Brief: Set out each line from the following listing that includes the word "letter".

:::

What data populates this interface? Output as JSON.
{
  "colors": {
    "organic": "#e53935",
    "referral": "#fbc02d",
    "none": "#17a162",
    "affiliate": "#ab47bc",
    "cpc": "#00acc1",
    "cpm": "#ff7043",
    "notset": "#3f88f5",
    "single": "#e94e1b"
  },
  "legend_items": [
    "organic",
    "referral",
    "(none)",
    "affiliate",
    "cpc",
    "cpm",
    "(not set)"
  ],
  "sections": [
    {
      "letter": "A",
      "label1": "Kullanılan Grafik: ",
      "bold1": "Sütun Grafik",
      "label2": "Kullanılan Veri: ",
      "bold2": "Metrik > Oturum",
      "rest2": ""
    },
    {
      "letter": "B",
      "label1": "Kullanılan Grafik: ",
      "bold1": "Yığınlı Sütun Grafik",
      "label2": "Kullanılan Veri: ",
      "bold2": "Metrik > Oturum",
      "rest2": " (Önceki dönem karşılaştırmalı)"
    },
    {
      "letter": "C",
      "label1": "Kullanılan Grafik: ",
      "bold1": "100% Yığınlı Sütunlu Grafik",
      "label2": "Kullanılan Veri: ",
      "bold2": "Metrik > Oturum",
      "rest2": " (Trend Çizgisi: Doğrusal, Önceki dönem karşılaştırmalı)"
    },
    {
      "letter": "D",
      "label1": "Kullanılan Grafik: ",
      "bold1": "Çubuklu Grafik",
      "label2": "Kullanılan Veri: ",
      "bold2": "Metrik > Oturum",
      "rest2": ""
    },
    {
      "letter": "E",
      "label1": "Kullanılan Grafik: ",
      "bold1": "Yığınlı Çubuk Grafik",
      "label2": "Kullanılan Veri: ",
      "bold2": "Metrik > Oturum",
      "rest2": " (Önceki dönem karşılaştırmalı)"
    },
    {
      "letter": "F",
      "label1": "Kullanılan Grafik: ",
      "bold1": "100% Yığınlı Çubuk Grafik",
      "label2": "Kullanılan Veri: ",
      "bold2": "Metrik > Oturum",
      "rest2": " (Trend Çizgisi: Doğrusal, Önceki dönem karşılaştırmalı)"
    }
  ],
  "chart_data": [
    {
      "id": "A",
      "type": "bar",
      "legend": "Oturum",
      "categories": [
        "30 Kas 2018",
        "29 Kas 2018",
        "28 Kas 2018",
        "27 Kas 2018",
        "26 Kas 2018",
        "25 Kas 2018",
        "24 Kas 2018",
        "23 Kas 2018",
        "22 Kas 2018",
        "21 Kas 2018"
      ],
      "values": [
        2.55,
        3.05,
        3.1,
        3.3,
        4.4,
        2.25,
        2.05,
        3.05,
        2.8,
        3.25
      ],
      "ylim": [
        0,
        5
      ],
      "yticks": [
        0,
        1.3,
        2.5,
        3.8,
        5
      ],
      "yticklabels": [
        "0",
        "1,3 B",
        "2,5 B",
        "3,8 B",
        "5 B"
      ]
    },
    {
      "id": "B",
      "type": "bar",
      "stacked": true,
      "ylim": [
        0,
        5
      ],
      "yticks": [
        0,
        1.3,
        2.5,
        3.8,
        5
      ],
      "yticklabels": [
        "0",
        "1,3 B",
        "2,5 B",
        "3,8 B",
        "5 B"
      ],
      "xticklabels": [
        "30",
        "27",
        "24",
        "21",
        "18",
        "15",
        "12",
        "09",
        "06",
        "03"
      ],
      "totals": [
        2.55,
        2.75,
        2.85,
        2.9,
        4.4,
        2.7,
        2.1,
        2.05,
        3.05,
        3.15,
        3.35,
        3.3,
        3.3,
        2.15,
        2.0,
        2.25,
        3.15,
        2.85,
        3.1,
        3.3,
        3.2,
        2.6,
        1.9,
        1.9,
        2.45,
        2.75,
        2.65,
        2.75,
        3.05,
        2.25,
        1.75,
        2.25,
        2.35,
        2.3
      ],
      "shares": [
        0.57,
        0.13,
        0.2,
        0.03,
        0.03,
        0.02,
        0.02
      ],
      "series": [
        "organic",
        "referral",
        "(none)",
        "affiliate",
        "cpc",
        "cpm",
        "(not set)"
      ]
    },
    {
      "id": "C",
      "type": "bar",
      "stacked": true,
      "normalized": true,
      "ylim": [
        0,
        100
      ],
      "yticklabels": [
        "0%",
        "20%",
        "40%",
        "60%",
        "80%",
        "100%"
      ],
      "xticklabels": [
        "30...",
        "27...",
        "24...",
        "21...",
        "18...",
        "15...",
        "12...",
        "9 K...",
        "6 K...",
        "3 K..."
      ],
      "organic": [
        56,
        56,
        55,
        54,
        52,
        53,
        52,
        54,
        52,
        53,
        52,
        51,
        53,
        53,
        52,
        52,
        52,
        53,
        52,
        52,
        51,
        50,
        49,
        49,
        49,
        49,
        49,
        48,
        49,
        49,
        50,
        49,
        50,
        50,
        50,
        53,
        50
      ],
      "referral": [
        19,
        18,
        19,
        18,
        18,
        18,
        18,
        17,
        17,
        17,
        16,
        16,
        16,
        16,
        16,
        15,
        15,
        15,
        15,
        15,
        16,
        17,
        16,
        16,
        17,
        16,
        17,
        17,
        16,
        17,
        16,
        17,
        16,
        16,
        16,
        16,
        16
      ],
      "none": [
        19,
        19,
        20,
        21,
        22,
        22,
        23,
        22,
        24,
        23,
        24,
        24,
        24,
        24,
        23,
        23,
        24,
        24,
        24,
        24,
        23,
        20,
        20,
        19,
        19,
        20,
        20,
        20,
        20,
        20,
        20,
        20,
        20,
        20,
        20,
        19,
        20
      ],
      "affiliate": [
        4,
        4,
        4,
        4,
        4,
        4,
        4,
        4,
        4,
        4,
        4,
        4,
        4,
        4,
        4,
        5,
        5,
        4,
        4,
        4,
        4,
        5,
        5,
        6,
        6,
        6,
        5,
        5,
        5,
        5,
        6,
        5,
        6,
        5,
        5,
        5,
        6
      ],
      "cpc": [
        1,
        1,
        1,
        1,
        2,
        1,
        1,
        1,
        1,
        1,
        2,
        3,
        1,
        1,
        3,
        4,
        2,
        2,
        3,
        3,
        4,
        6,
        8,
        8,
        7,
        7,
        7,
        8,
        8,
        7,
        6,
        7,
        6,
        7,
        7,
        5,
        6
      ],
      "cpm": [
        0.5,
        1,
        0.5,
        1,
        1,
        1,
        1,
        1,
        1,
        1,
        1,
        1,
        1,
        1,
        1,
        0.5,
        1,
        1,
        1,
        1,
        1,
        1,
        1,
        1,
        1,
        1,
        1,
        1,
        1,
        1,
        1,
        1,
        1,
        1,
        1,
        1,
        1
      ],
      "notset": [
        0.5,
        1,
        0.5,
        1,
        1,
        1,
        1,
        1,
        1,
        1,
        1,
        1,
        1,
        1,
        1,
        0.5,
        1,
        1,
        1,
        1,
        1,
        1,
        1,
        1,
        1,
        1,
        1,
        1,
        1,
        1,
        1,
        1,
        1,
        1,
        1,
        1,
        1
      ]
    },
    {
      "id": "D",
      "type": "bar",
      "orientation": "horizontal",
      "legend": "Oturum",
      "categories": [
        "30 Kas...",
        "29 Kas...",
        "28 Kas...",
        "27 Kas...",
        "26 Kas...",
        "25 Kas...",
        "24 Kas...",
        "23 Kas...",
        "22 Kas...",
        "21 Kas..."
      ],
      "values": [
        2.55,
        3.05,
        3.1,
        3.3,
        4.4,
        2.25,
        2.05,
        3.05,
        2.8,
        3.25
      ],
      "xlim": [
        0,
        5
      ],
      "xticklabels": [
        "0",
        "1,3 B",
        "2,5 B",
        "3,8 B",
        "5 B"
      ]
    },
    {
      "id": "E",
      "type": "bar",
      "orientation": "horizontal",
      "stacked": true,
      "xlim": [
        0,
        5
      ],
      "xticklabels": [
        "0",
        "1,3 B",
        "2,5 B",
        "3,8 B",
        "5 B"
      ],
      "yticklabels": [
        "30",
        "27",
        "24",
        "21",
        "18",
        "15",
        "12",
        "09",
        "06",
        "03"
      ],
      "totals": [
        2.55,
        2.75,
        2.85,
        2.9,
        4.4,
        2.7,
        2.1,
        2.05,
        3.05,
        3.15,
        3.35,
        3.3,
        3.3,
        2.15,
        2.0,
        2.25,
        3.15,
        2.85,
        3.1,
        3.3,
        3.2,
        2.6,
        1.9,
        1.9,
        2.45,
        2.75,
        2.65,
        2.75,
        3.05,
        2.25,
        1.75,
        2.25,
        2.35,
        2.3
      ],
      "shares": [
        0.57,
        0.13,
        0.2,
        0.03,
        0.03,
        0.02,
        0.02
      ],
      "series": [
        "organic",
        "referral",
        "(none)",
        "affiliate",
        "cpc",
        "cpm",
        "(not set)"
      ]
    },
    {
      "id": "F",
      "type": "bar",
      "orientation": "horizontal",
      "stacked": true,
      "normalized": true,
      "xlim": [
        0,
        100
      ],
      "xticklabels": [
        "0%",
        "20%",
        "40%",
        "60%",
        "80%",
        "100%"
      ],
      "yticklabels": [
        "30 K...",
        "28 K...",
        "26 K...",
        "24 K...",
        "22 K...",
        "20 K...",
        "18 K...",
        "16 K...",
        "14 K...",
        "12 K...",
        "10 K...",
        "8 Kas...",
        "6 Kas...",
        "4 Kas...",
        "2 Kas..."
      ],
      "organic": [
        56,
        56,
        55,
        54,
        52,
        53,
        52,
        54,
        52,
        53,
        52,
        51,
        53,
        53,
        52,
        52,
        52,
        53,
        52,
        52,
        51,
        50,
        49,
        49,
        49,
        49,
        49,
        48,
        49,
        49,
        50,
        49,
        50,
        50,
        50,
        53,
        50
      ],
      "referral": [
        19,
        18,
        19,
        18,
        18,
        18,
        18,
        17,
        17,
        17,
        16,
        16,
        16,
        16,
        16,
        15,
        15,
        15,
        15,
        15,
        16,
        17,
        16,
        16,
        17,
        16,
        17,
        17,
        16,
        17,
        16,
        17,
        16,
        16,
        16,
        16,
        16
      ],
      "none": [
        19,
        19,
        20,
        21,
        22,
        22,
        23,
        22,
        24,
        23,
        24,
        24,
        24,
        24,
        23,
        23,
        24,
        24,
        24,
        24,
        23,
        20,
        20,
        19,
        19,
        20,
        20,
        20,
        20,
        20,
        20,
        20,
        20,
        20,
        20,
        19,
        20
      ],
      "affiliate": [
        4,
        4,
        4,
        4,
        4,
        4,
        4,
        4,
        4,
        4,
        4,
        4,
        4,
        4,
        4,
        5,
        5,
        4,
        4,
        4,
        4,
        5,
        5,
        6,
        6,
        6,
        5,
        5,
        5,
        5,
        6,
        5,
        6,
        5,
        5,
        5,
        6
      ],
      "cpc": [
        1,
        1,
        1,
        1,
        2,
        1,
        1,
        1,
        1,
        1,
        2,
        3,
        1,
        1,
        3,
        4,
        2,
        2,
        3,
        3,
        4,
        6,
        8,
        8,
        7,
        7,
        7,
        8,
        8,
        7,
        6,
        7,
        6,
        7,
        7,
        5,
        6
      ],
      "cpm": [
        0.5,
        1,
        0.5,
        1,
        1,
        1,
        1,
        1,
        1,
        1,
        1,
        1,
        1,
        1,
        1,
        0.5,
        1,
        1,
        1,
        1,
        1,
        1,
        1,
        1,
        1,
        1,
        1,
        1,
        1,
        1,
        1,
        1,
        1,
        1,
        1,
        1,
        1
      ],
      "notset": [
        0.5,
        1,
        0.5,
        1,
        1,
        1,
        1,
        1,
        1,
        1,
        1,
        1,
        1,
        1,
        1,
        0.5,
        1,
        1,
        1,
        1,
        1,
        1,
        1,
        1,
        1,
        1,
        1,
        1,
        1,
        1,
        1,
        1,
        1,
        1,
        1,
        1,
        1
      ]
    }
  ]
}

:::

Answer to the exercise:
      "letter": "A",
      "letter": "B",
      "letter": "C",
      "letter": "D",
      "letter": "E",
      "letter": "F",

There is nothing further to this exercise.